--- begin Supplied material ---

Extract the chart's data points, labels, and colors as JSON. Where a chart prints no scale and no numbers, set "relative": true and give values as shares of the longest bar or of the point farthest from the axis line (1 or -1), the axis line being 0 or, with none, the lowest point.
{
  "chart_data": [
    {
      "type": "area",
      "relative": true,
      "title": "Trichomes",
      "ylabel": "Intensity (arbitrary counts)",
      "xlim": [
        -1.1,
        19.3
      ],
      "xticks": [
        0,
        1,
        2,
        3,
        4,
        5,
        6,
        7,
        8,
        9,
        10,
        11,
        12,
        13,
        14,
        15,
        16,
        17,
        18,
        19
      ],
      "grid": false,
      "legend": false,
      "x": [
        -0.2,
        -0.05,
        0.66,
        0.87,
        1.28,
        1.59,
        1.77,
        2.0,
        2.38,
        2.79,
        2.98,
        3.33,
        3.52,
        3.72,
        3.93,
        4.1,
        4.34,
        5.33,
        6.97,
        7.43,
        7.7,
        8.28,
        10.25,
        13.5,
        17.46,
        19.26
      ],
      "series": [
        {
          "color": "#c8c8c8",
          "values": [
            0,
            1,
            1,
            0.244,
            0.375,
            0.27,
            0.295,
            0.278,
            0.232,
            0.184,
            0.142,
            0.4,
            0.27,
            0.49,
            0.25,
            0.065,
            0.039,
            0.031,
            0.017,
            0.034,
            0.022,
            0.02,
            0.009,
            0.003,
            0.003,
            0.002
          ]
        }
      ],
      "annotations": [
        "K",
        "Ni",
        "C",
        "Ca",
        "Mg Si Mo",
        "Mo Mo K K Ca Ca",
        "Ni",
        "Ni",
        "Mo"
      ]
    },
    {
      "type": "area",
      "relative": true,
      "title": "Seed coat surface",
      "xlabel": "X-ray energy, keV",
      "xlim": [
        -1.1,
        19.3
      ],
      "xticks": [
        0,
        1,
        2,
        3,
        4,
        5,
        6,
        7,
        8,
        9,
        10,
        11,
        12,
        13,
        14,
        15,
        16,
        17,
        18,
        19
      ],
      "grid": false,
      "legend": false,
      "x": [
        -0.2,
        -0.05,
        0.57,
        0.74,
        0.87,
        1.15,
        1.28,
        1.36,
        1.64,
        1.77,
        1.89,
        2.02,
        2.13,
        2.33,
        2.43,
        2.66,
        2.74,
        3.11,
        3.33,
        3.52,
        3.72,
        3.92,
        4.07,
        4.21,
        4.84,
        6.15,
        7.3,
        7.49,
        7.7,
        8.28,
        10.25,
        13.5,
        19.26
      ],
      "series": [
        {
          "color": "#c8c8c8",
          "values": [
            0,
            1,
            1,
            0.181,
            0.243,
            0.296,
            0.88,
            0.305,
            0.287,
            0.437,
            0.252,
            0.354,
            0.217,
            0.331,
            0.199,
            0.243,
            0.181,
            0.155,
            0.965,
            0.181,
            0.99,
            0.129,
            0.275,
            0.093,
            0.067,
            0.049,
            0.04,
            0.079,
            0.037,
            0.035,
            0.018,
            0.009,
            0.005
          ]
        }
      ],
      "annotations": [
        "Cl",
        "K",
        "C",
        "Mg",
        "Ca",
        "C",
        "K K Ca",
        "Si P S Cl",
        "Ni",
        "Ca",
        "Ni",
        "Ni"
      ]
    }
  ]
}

--- end Supplied material ---

## Do this
Without changing a word, restate the whole listing.

## Completed task
Extract the chart's data points, labels, and colors as JSON. Where a chart prints no scale and no numbers, set "relative": true and give values as shares of the longest bar or of the point farthest from the axis line (1 or -1), the axis line being 0 or, with none, the lowest point.
{
  "chart_data": [
    {
      "type": "area",
      "relative": true,
      "title": "Trichomes",
      "ylabel": "Intensity (arbitrary counts)",
      "xlim": [
        -1.1,
        19.3
      ],
      "xticks": [
        0,
        1,
        2,
        3,
        4,
        5,
        6,
        7,
        8,
        9,
        10,
        11,
        12,
        13,
        14,
        15,
        16,
        17,
        18,
        19
      ],
      "grid": false,
      "legend": false,
      "x": [
        -0.2,
        -0.05,
        0.66,
        0.87,
        1.28,
        1.59,
        1.77,
        2.0,
        2.38,
        2.79,
        2.98,
        3.33,
        3.52,
        3.72,
        3.93,
        4.1,
        4.34,
        5.33,
        6.97,
        7.43,
        7.7,
        8.28,
        10.25,
        13.5,
        17.46,
        19.26
      ],
      "series": [
        {
          "color": "#c8c8c8",
          "values": [
            0,
            1,
            1,
            0.244,
            0.375,
            0.27,
            0.295,
            0.278,
            0.232,
            0.184,
            0.142,
            0.4,
            0.27,
            0.49,
            0.25,
            0.065,
            0.039,
            0.031,
            0.017,
            0.034,
            0.022,
            0.02,
            0.009,
            0.003,
            0.003,
            0.002
          ]
        }
      ],
      "annotations": [
        "K",
        "Ni",
        "C",
        "Ca",
        "Mg Si Mo",
        "Mo Mo K K Ca Ca",
        "Ni",
        "Ni",
        "Mo"
      ]
    },
    {
      "type": "area",
      "relative": true,
      "title": "Seed coat surface",
      "xlabel": "X-ray energy, keV",
      "xlim": [
        -1.1,
        19.3
      ],
      "xticks": [
        0,
        1,
        2,
        3,
        4,
        5,
        6,
        7,
        8,
        9,
        10,
        11,
        12,
        13,
        14,
        15,
        16,
        17,
        18,
        19
      ],
      "grid": false,
      "legend": false,
      "x": [
        -0.2,
        -0.05,
        0.57,
        0.74,
        0.87,
        1.15,
        1.28,
        1.36,
        1.64,
        1.77,
        1.89,
        2.02,
        2.13,
        2.33,
        2.43,
        2.66,
        2.74,
        3.11,
        3.33,
        3.52,
        3.72,
        3.92,
        4.07,
        4.21,
        4.84,
        6.15,
        7.3,
        7.49,
        7.7,
        8.28,
        10.25,
        13.5,
        19.26
      ],
      "series": [
        {
          "color": "#c8c8c8",
          "values": [
            0,
            1,
            1,
            0.181,
            0.243,
            0.296,
            0.88,
            0.305,
            0.287,
            0.437,
            0.252,
            0.354,
            0.217,
            0.331,
            0.199,
            0.243,
            0.181,
            0.155,
            0.965,
            0.181,
            0.99,
            0.129,
            0.275,
            0.093,
            0.067,
            0.049,
            0.04,
            0.079,
            0.037,
            0.035,
            0.018,
            0.009,
            0.005
          ]
        }
      ],
      "annotations": [
        "Cl",
        "K",
        "C",
        "Mg",
        "Ca",
        "C",
        "K K Ca",
        "Si P S Cl",
        "Ni",
        "Ca",
        "Ni",
        "Ni"
      ]
    }
  ]
}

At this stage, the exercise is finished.